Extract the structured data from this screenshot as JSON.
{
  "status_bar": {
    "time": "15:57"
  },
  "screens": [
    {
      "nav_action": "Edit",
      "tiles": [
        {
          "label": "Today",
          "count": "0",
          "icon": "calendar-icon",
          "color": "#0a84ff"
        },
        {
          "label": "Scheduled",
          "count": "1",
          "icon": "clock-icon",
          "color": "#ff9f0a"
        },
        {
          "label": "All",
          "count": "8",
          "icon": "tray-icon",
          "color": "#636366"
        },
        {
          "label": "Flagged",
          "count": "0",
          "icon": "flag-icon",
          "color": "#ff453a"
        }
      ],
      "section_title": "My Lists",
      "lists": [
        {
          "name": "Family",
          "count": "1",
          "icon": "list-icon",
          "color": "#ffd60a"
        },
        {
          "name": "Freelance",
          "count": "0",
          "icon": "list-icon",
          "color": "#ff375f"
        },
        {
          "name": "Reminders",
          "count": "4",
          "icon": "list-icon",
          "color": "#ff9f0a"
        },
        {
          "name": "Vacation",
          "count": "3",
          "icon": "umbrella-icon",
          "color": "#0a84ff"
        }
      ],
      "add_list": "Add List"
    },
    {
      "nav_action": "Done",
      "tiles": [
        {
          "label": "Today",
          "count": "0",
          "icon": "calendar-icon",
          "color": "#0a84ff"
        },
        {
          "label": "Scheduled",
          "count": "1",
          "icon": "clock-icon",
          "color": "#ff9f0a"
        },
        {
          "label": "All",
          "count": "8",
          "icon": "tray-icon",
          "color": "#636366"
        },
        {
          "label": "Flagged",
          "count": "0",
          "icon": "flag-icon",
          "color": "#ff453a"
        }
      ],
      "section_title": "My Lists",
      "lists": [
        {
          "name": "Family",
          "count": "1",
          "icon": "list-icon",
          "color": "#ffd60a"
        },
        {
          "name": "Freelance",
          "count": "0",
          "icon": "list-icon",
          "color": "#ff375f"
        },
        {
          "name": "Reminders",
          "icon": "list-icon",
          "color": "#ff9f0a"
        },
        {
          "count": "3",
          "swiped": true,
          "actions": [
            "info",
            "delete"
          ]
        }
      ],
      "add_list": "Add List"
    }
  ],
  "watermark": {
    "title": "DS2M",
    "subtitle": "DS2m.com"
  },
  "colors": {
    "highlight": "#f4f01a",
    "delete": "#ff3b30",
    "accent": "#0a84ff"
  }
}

-- Direction --
Return the material exactly as it stands.

-- Complete response --
Extract the structured data from this screenshot as JSON.
{
  "status_bar": {
    "time": "15:57"
  },
  "screens": [
    {
      "nav_action": "Edit",
      "tiles": [
        {
          "label": "Today",
          "count": "0",
          "icon": "calendar-icon",
          "color": "#0a84ff"
        },
        {
          "label": "Scheduled",
          "count": "1",
          "icon": "clock-icon",
          "color": "#ff9f0a"
        },
        {
          "label": "All",
          "count": "8",
          "icon": "tray-icon",
          "color": "#636366"
        },
        {
          "label": "Flagged",
          "count": "0",
          "icon": "flag-icon",
          "color": "#ff453a"
        }
      ],
      "section_title": "My Lists",
      "lists": [
        {
          "name": "Family",
          "count": "1",
          "icon": "list-icon",
          "color": "#ffd60a"
        },
        {
          "name": "Freelance",
          "count": "0",
          "icon": "list-icon",
          "color": "#ff375f"
        },
        {
          "name": "Reminders",
          "count": "4",
          "icon": "list-icon",
          "color": "#ff9f0a"
        },
        {
          "name": "Vacation",
          "count": "3",
          "icon": "umbrella-icon",
          "color": "#0a84ff"
        }
      ],
      "add_list": "Add List"
    },
    {
      "nav_action": "Done",
      "tiles": [
        {
          "label": "Today",
          "count": "0",
          "icon": "calendar-icon",
          "color": "#0a84ff"
        },
        {
          "label": "Scheduled",
          "count": "1",
          "icon": "clock-icon",
          "color": "#ff9f0a"
        },
        {
          "label": "All",
          "count": "8",
          "icon": "tray-icon",
          "color": "#636366"
        },
        {
          "label": "Flagged",
          "count": "0",
          "icon": "flag-icon",
          "color": "#ff453a"
        }
      ],
      "section_title": "My Lists",
      "lists": [
        {
          "name": "Family",
          "count": "1",
          "icon": "list-icon",
          "color": "#ffd60a"
        },
        {
          "name": "Freelance",
          "count": "0",
          "icon": "list-icon",
          "color": "#ff375f"
        },
        {
          "name": "Reminders",
          "icon": "list-icon",
          "color": "#ff9f0a"
        },
        {
          "count": "3",
          "swiped": true,
          "actions": [
            "info",
            "delete"
          ]
        }
      ],
      "add_list": "Add List"
    }
  ],
  "watermark": {
    "title": "DS2M",
    "subtitle": "DS2m.com"
  },
  "colors": {
    "highlight": "#f4f01a",
    "delete": "#ff3b30",
    "accent": "#0a84ff"
  }
}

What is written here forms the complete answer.